Excerpted data
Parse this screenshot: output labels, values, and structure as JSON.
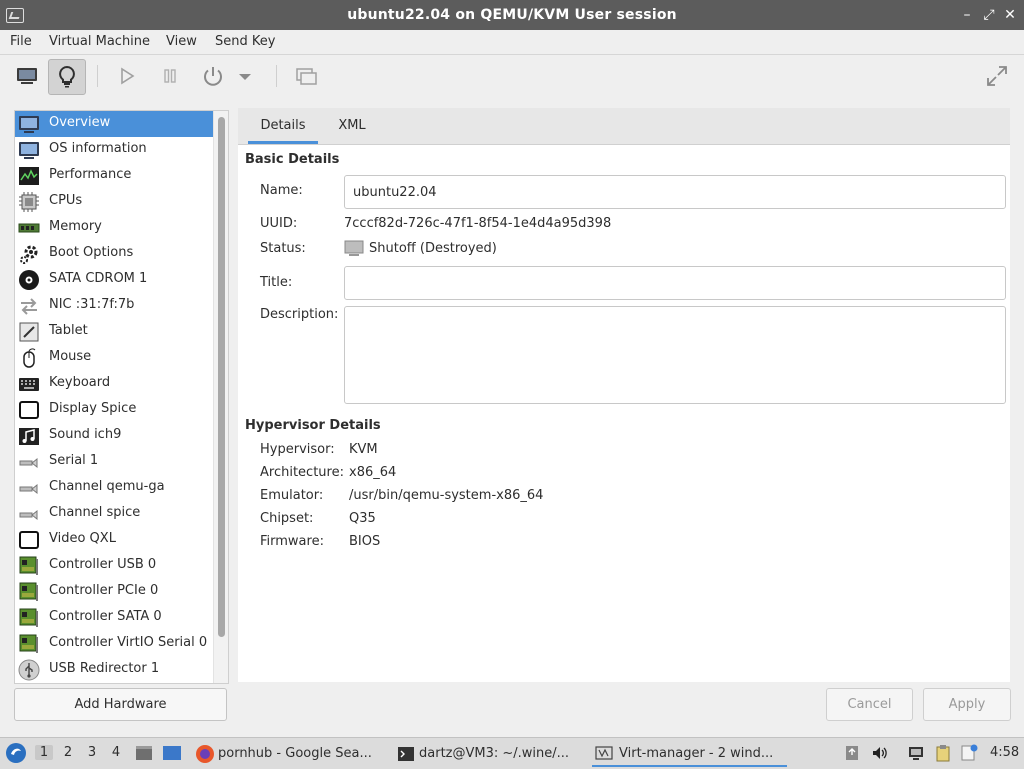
{
  "window": {
    "title": "ubuntu22.04 on QEMU/KVM User session"
  },
  "menubar": [
    "File",
    "Virtual Machine",
    "View",
    "Send Key"
  ],
  "toolbar": {
    "icons": [
      "console-icon",
      "details-lightbulb-icon",
      "run-icon",
      "pause-icon",
      "power-icon",
      "dropdown-icon",
      "snapshots-icon",
      "fullscreen-icon"
    ]
  },
  "sidebar": {
    "items": [
      {
        "label": "Overview",
        "icon": "overview-icon"
      },
      {
        "label": "OS information",
        "icon": "monitor-icon"
      },
      {
        "label": "Performance",
        "icon": "performance-icon"
      },
      {
        "label": "CPUs",
        "icon": "cpu-icon"
      },
      {
        "label": "Memory",
        "icon": "memory-icon"
      },
      {
        "label": "Boot Options",
        "icon": "gear-icon"
      },
      {
        "label": "SATA CDROM 1",
        "icon": "cdrom-icon"
      },
      {
        "label": "NIC :31:7f:7b",
        "icon": "network-icon"
      },
      {
        "label": "Tablet",
        "icon": "tablet-icon"
      },
      {
        "label": "Mouse",
        "icon": "mouse-icon"
      },
      {
        "label": "Keyboard",
        "icon": "keyboard-icon"
      },
      {
        "label": "Display Spice",
        "icon": "display-icon"
      },
      {
        "label": "Sound ich9",
        "icon": "sound-icon"
      },
      {
        "label": "Serial 1",
        "icon": "serial-icon"
      },
      {
        "label": "Channel qemu-ga",
        "icon": "channel-icon"
      },
      {
        "label": "Channel spice",
        "icon": "channel-icon"
      },
      {
        "label": "Video QXL",
        "icon": "video-icon"
      },
      {
        "label": "Controller USB 0",
        "icon": "controller-icon"
      },
      {
        "label": "Controller PCIe 0",
        "icon": "controller-icon"
      },
      {
        "label": "Controller SATA 0",
        "icon": "controller-icon"
      },
      {
        "label": "Controller VirtIO Serial 0",
        "icon": "controller-icon"
      },
      {
        "label": "USB Redirector 1",
        "icon": "usb-icon"
      }
    ],
    "selected_index": 0,
    "add_hardware": "Add Hardware"
  },
  "tabs": [
    "Details",
    "XML"
  ],
  "basic": {
    "heading": "Basic Details",
    "name_label": "Name:",
    "name_value": "ubuntu22.04",
    "uuid_label": "UUID:",
    "uuid_value": "7cccf82d-726c-47f1-8f54-1e4d4a95d398",
    "status_label": "Status:",
    "status_value": "Shutoff (Destroyed)",
    "title_label": "Title:",
    "title_value": "",
    "description_label": "Description:",
    "description_value": ""
  },
  "hypervisor": {
    "heading": "Hypervisor Details",
    "rows": [
      {
        "label": "Hypervisor:",
        "value": "KVM"
      },
      {
        "label": "Architecture:",
        "value": "x86_64"
      },
      {
        "label": "Emulator:",
        "value": "/usr/bin/qemu-system-x86_64"
      },
      {
        "label": "Chipset:",
        "value": "Q35"
      },
      {
        "label": "Firmware:",
        "value": "BIOS"
      }
    ]
  },
  "buttons": {
    "cancel": "Cancel",
    "apply": "Apply"
  },
  "taskbar": {
    "workspaces": [
      "1",
      "2",
      "3",
      "4"
    ],
    "tasks": [
      {
        "label": "pornhub - Google Sea...",
        "icon": "firefox-icon"
      },
      {
        "label": "dartz@VM3: ~/.wine/...",
        "icon": "terminal-icon"
      },
      {
        "label": "Virt-manager - 2 wind...",
        "icon": "virt-manager-icon"
      }
    ],
    "clock": "4:58"
  },
  "colors": {
    "accent": "#4a90d9",
    "titlebar": "#5c5c5c"
  }
}
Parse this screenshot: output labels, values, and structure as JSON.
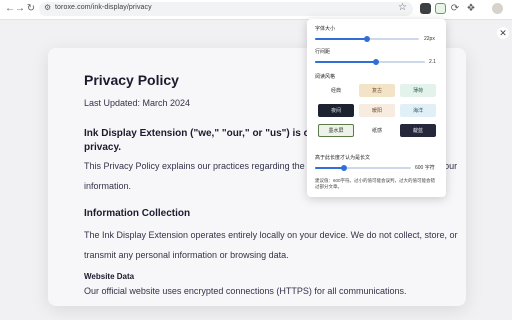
{
  "browser": {
    "url": "toroxe.com/ink-display/privacy"
  },
  "page": {
    "close_glyph": "✕"
  },
  "doc": {
    "title": "Privacy Policy",
    "last_updated": "Last Updated: March 2024",
    "lead": "Ink Display Extension (\"we,\" \"our,\" or \"us\") is committed to protecting your privacy.",
    "intro": "This Privacy Policy explains our practices regarding the collection, use, and disclosure of your information.",
    "info_heading": "Information Collection",
    "info_body": "The Ink Display Extension operates entirely locally on your device. We do not collect, store, or transmit any personal information or browsing data.",
    "website_heading": "Website Data",
    "website_body": "Our official website uses encrypted connections (HTTPS) for all communications."
  },
  "popup": {
    "font_size_label": "字体大小",
    "font_size": 22,
    "font_size_min": 12,
    "font_size_max": 32,
    "font_size_text": "22px",
    "line_height_label": "行间距",
    "line_height": 2.1,
    "line_height_min": 1.0,
    "line_height_max": 3.0,
    "line_height_text": "2.1",
    "style_label": "阅读风格",
    "themes": [
      {
        "label": "经典",
        "bg": "#ffffff",
        "fg": "#333333",
        "border": "#ffffff"
      },
      {
        "label": "复古",
        "bg": "#f3e4c8",
        "fg": "#6a5030",
        "border": "#f3e4c8"
      },
      {
        "label": "薄荷",
        "bg": "#e3f3ec",
        "fg": "#2d5b47",
        "border": "#e3f3ec"
      },
      {
        "label": "夜间",
        "bg": "#1c2230",
        "fg": "#e6e6e6",
        "border": "#1c2230"
      },
      {
        "label": "暖阳",
        "bg": "#f8ebe0",
        "fg": "#6a4a30",
        "border": "#f8ebe0"
      },
      {
        "label": "海洋",
        "bg": "#e1f0f6",
        "fg": "#2f5a70",
        "border": "#e1f0f6"
      },
      {
        "label": "墨水屏",
        "bg": "#eef3ea",
        "fg": "#2c3b2a",
        "border": "#5b7a4a"
      },
      {
        "label": "纸感",
        "bg": "#ffffff",
        "fg": "#333333",
        "border": "#ffffff"
      },
      {
        "label": "靛蓝",
        "bg": "#24283a",
        "fg": "#e8e8f2",
        "border": "#24283a"
      }
    ],
    "min_len_label": "高于此长度才认为是长文",
    "min_len": 600,
    "min_len_min": 0,
    "min_len_max": 2000,
    "min_len_text": "600 字符",
    "min_len_note": "建议值：600字符。过小的值可能会误判，过大的值可能会错过部分文章。"
  },
  "colors": {
    "accent": "#2f6fd6",
    "extension_icon": "#4caf50"
  }
}
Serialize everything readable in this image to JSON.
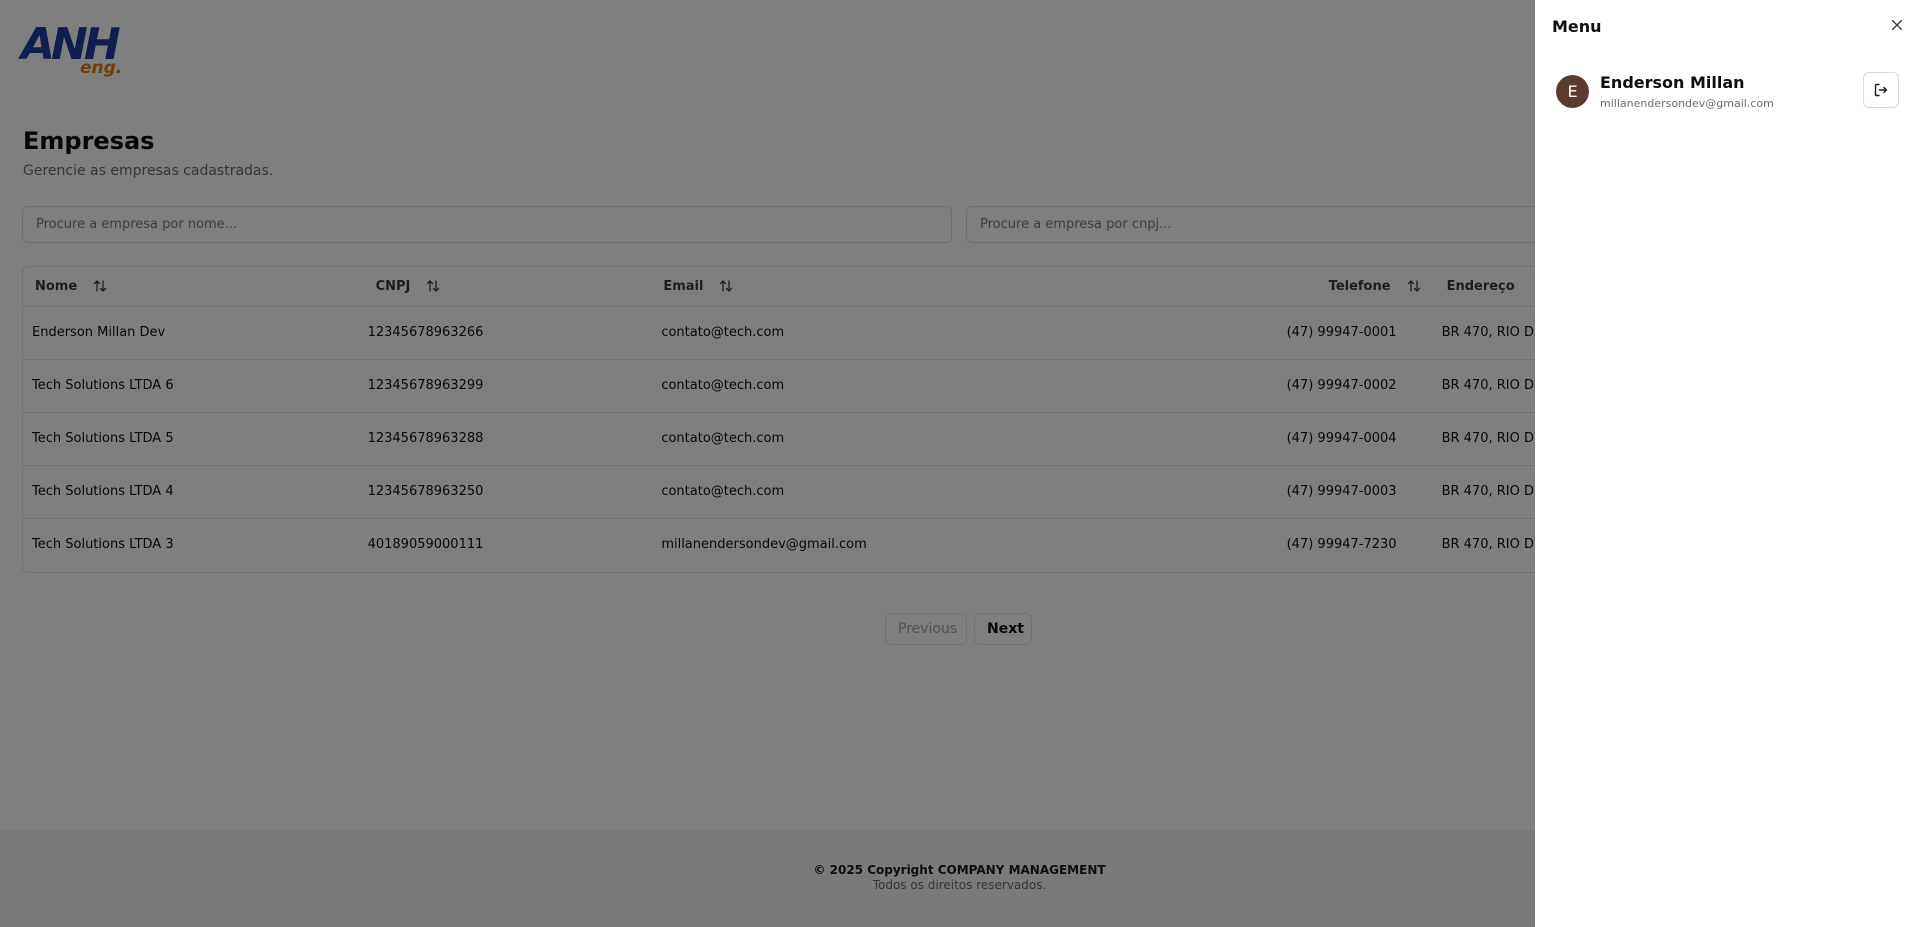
{
  "logo": {
    "main": "ANH",
    "sub": "eng."
  },
  "header": {
    "title": "Empresas",
    "subtitle": "Gerencie as empresas cadastradas."
  },
  "search": {
    "name_placeholder": "Procure a empresa por nome...",
    "cnpj_placeholder": "Procure a empresa por cnpj..."
  },
  "table": {
    "columns": [
      "Nome",
      "CNPJ",
      "Email",
      "Telefone",
      "Endereço"
    ],
    "rows": [
      [
        "Enderson Millan Dev",
        "12345678963266",
        "contato@tech.com",
        "(47) 99947-0001",
        "BR 470, RIO D"
      ],
      [
        "Tech Solutions LTDA 6",
        "12345678963299",
        "contato@tech.com",
        "(47) 99947-0002",
        "BR 470, RIO D"
      ],
      [
        "Tech Solutions LTDA 5",
        "12345678963288",
        "contato@tech.com",
        "(47) 99947-0004",
        "BR 470, RIO D"
      ],
      [
        "Tech Solutions LTDA 4",
        "12345678963250",
        "contato@tech.com",
        "(47) 99947-0003",
        "BR 470, RIO D"
      ],
      [
        "Tech Solutions LTDA 3",
        "40189059000111",
        "millanendersondev@gmail.com",
        "(47) 99947-7230",
        "BR 470, RIO D"
      ]
    ]
  },
  "pagination": {
    "previous": "Previous",
    "next": "Next"
  },
  "footer": {
    "copyright": "© 2025 Copyright COMPANY MANAGEMENT",
    "rights": "Todos os direitos reservados."
  },
  "drawer": {
    "title": "Menu",
    "user": {
      "initial": "E",
      "name": "Enderson Millan",
      "email": "millanendersondev@gmail.com"
    }
  },
  "colors": {
    "brand_blue": "#1f3c9b",
    "brand_orange": "#e07b12",
    "avatar_bg": "#5b3d30",
    "overlay": "rgba(0,0,0,0.5)"
  },
  "icons": [
    "sort-icon",
    "close-icon",
    "logout-icon"
  ]
}
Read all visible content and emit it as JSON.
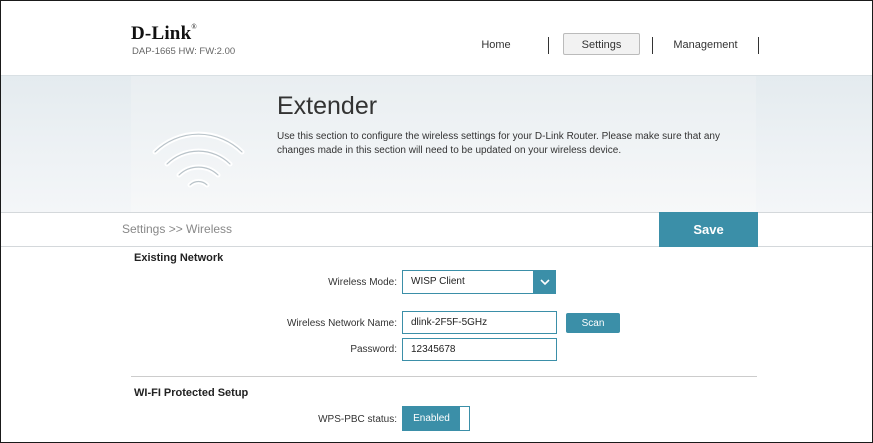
{
  "header": {
    "brand": "D-Link",
    "brand_mark": "®",
    "model_info": "DAP-1665 HW: FW:2.00",
    "nav": [
      {
        "label": "Home"
      },
      {
        "label": "Settings",
        "active": true
      },
      {
        "label": "Management"
      }
    ]
  },
  "banner": {
    "icon": "wifi-icon",
    "title": "Extender",
    "description": "Use this section to configure the wireless settings for your D-Link Router. Please make sure that any changes made in this section will need to be updated on your wireless device."
  },
  "toolbar": {
    "breadcrumb": "Settings >> Wireless",
    "save_label": "Save"
  },
  "existing_network": {
    "title": "Existing Network",
    "wireless_mode_label": "Wireless Mode:",
    "wireless_mode_value": "WISP Client",
    "network_name_label": "Wireless Network Name:",
    "network_name_value": "dlink-2F5F-5GHz",
    "scan_label": "Scan",
    "password_label": "Password:",
    "password_value": "12345678"
  },
  "wps": {
    "title": "WI-FI Protected Setup",
    "status_label": "WPS-PBC status:",
    "status_value": "Enabled"
  },
  "colors": {
    "accent": "#3b8fa8"
  }
}
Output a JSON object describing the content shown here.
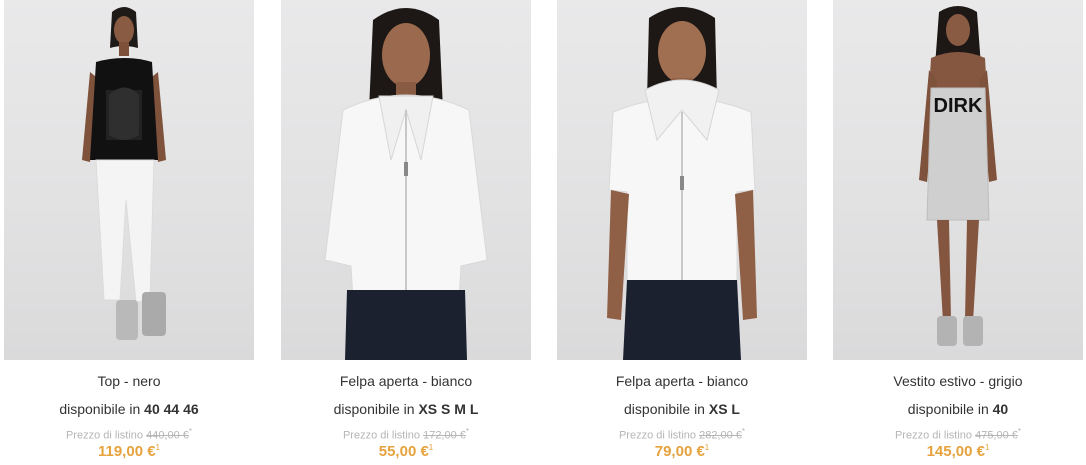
{
  "products": [
    {
      "title": "Top - nero",
      "availability_prefix": "disponibile in",
      "sizes": "40 44 46",
      "list_price_label": "Prezzo di listino",
      "list_price": "440,00 €",
      "list_price_mark": "*",
      "price": "119,00 €",
      "price_mark": "1",
      "image": "model in black sleeveless top and white pants"
    },
    {
      "title": "Felpa aperta - bianco",
      "availability_prefix": "disponibile in",
      "sizes": "XS S M L",
      "list_price_label": "Prezzo di listino",
      "list_price": "172,00 €",
      "list_price_mark": "*",
      "price": "55,00 €",
      "price_mark": "1",
      "image": "model in white zip sweatshirt and dark jeans"
    },
    {
      "title": "Felpa aperta - bianco",
      "availability_prefix": "disponibile in",
      "sizes": "XS L",
      "list_price_label": "Prezzo di listino",
      "list_price": "282,00 €",
      "list_price_mark": "*",
      "price": "79,00 €",
      "price_mark": "1",
      "image": "model in white short-sleeve hoodie and dark jeans"
    },
    {
      "title": "Vestito estivo - grigio",
      "availability_prefix": "disponibile in",
      "sizes": "40",
      "list_price_label": "Prezzo di listino",
      "list_price": "475,00 €",
      "list_price_mark": "*",
      "price": "145,00 €",
      "price_mark": "1",
      "image": "model in grey strapless dress with DIRK print",
      "print_text": "DIRK"
    }
  ],
  "colors": {
    "price": "#e6a23c",
    "list_price": "#b5b5b5",
    "text": "#333333"
  }
}
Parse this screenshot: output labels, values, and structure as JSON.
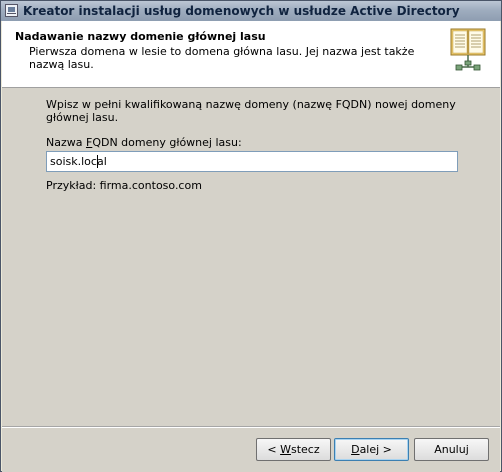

What needs to be done
From the data, pick out every line that includes "DIRK".

Answer for this exercise
      "image": "model in grey strapless dress with DIRK print",
      "print_text": "DIRK"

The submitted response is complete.